■ **GIVEN TASK**
State the number of lines below in which the word "Hours" appears. Nothing else belongs in the answer.

■ **EXCERPTED RECORDS**

......

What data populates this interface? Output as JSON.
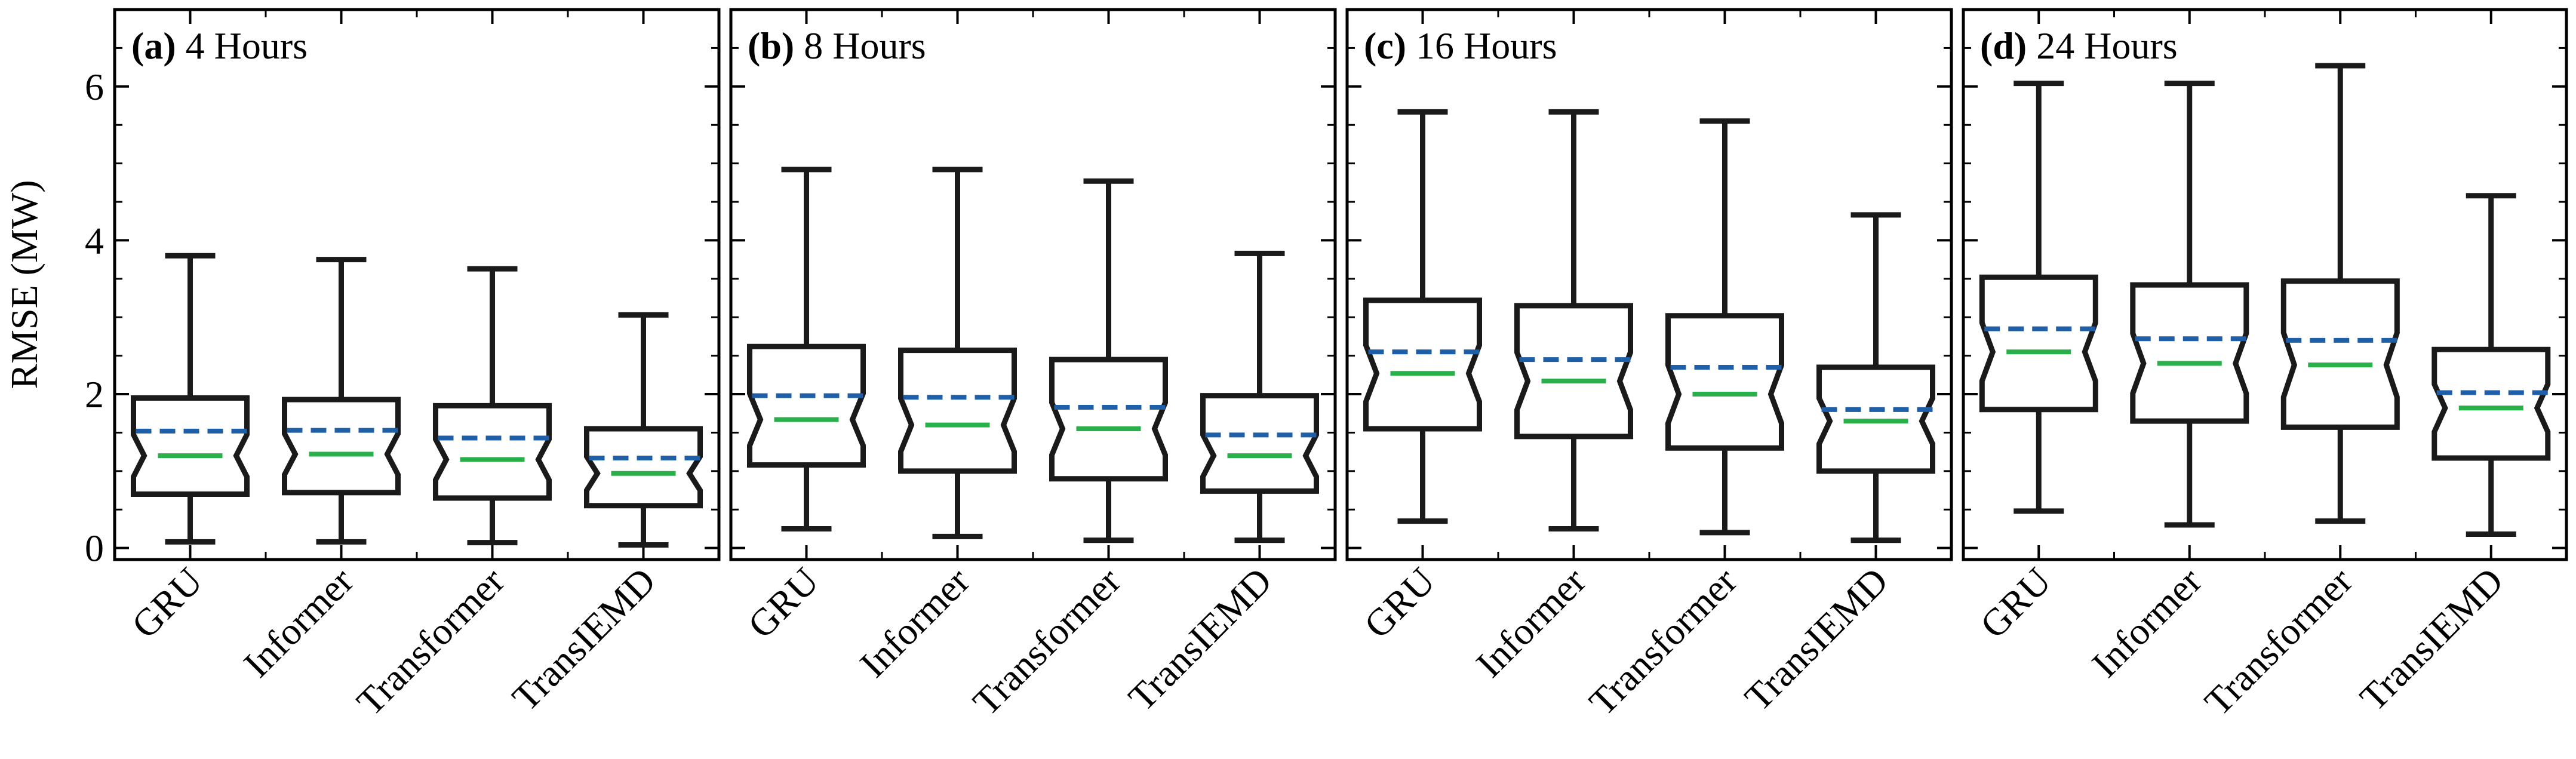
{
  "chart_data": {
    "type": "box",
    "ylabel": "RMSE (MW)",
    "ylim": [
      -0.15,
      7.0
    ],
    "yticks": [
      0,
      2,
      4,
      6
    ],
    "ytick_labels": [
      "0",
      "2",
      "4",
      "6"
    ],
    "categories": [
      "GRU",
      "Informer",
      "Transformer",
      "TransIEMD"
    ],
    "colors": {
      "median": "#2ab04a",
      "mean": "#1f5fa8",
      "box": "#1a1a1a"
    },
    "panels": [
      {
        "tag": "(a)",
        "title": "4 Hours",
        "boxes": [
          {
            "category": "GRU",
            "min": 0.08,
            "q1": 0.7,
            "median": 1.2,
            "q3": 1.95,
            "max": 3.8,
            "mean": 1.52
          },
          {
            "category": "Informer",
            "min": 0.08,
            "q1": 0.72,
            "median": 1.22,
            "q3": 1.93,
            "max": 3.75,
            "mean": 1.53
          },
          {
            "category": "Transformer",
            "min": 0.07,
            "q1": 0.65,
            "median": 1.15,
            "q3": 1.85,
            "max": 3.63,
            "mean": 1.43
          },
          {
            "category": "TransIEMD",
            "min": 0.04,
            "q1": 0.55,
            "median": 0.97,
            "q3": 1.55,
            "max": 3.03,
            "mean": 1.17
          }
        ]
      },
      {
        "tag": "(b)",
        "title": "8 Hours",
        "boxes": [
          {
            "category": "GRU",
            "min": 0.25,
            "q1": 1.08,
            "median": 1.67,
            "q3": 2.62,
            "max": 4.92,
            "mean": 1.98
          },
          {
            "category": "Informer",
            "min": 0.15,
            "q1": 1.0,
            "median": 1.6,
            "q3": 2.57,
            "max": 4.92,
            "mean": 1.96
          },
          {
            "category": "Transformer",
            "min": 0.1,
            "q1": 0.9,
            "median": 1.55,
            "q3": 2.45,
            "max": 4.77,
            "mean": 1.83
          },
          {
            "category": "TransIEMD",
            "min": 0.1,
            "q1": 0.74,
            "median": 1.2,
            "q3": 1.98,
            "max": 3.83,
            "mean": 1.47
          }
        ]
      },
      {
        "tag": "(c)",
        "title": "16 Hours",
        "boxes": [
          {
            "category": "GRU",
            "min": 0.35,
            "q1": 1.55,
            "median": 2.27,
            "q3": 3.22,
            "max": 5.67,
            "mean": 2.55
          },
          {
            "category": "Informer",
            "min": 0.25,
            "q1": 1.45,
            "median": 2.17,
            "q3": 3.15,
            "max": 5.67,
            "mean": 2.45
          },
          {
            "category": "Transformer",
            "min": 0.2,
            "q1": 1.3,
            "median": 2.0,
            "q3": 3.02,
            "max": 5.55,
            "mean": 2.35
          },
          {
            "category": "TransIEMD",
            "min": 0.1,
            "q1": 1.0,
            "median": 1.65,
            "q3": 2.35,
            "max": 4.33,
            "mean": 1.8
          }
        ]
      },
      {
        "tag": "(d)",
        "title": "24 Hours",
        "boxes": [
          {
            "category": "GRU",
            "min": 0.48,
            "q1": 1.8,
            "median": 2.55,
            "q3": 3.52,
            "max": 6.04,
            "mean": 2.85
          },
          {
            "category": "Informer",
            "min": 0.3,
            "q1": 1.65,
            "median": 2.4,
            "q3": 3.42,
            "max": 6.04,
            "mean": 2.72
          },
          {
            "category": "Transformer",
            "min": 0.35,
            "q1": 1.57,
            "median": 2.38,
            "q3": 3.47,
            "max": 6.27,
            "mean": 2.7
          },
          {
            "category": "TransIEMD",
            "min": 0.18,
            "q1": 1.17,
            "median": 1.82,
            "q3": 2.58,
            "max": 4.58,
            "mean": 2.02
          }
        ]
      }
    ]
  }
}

......

■ **WRITTEN RESPONSE**
4